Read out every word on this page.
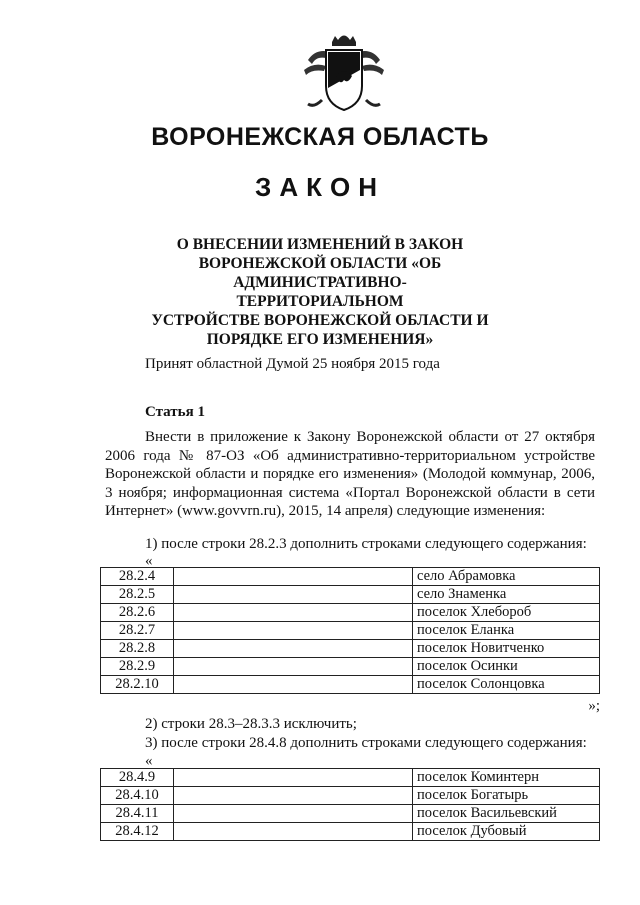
ВОРОНЕЖСКАЯ ОБЛАСТЬ
ЗАКОН
О ВНЕСЕНИИ ИЗМЕНЕНИЙ В ЗАКОН
ВОРОНЕЖСКОЙ ОБЛАСТИ «ОБ
АДМИНИСТРАТИВНО-ТЕРРИТОРИАЛЬНОМ
УСТРОЙСТВЕ ВОРОНЕЖСКОЙ ОБЛАСТИ И
ПОРЯДКЕ ЕГО ИЗМЕНЕНИЯ»
Принят областной Думой 25 ноября 2015 года
Статья 1

Внести в приложение к Закону Воронежской области от 27 октября 2006 года № 87-ОЗ «Об административно-территориальном устройстве Воронежской области и порядке его изменения» (Молодой коммунар, 2006, 3 ноября; информационная система «Портал Воронежской области в сети Интернет» (www.govvrn.ru), 2015, 14 апреля) следующие изменения:

1) после строки 28.2.3 дополнить строками следующего содержания:
«
28.2.4		село Абрамовка
28.2.5		село Знаменка
28.2.6		поселок Хлебороб
28.2.7		поселок Еланка
28.2.8		поселок Новитченко
28.2.9		поселок Осинки
28.2.10		поселок Солонцовка
»;
2) строки 28.3–28.3.3 исключить;
3) после строки 28.4.8 дополнить строками следующего содержания:
«
28.4.9		поселок Коминтерн
28.4.10		поселок Богатырь
28.4.11		поселок Васильевский
28.4.12		поселок Дубовый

● AIM OF THE EXERCISE: Select every line above that contains the word "после", and copy it.

● EXERCISE RESULT:
1) после строки 28.2.3 дополнить строками следующего содержания:
3) после строки 28.4.8 дополнить строками следующего содержания:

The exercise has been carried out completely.